===== Exercise material

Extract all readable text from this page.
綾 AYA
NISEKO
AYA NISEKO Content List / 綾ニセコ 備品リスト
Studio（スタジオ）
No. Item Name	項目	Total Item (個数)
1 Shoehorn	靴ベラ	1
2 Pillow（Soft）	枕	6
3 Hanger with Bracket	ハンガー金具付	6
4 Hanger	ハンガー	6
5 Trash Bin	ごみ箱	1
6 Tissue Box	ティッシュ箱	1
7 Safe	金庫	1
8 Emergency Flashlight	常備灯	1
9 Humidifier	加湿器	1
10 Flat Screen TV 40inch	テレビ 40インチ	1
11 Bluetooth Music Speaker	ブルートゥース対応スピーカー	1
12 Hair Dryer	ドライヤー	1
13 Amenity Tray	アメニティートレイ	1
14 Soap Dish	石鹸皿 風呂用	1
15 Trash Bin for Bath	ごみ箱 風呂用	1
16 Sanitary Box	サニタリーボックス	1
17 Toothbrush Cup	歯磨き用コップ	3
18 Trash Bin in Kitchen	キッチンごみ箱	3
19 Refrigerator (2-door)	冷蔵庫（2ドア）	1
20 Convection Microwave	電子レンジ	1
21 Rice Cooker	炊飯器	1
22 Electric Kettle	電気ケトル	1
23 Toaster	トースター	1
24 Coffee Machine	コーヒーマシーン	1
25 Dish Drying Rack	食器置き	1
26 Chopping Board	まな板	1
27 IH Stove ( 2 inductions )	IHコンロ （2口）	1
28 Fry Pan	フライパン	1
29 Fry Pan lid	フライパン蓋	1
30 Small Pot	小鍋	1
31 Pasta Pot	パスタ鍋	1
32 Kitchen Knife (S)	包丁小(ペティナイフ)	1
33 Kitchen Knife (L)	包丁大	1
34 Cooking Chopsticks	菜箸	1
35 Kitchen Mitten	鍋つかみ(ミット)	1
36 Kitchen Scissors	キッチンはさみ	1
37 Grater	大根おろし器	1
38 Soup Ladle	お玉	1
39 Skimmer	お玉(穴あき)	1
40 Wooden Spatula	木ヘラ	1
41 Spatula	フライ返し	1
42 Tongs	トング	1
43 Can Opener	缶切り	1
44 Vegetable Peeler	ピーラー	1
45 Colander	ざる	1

==========

Written instruction = Each entry above needs to be retyped exactly.

Response below =
Extract all readable text from this page.
綾 AYA
NISEKO
AYA NISEKO Content List / 綾ニセコ 備品リスト
Studio（スタジオ）
No. Item Name	項目	Total Item (個数)
1 Shoehorn	靴ベラ	1
2 Pillow（Soft）	枕	6
3 Hanger with Bracket	ハンガー金具付	6
4 Hanger	ハンガー	6
5 Trash Bin	ごみ箱	1
6 Tissue Box	ティッシュ箱	1
7 Safe	金庫	1
8 Emergency Flashlight	常備灯	1
9 Humidifier	加湿器	1
10 Flat Screen TV 40inch	テレビ 40インチ	1
11 Bluetooth Music Speaker	ブルートゥース対応スピーカー	1
12 Hair Dryer	ドライヤー	1
13 Amenity Tray	アメニティートレイ	1
14 Soap Dish	石鹸皿 風呂用	1
15 Trash Bin for Bath	ごみ箱 風呂用	1
16 Sanitary Box	サニタリーボックス	1
17 Toothbrush Cup	歯磨き用コップ	3
18 Trash Bin in Kitchen	キッチンごみ箱	3
19 Refrigerator (2-door)	冷蔵庫（2ドア）	1
20 Convection Microwave	電子レンジ	1
21 Rice Cooker	炊飯器	1
22 Electric Kettle	電気ケトル	1
23 Toaster	トースター	1
24 Coffee Machine	コーヒーマシーン	1
25 Dish Drying Rack	食器置き	1
26 Chopping Board	まな板	1
27 IH Stove ( 2 inductions )	IHコンロ （2口）	1
28 Fry Pan	フライパン	1
29 Fry Pan lid	フライパン蓋	1
30 Small Pot	小鍋	1
31 Pasta Pot	パスタ鍋	1
32 Kitchen Knife (S)	包丁小(ペティナイフ)	1
33 Kitchen Knife (L)	包丁大	1
34 Cooking Chopsticks	菜箸	1
35 Kitchen Mitten	鍋つかみ(ミット)	1
36 Kitchen Scissors	キッチンはさみ	1
37 Grater	大根おろし器	1
38 Soup Ladle	お玉	1
39 Skimmer	お玉(穴あき)	1
40 Wooden Spatula	木ヘラ	1
41 Spatula	フライ返し	1
42 Tongs	トング	1
43 Can Opener	缶切り	1
44 Vegetable Peeler	ピーラー	1
45 Colander	ざる	1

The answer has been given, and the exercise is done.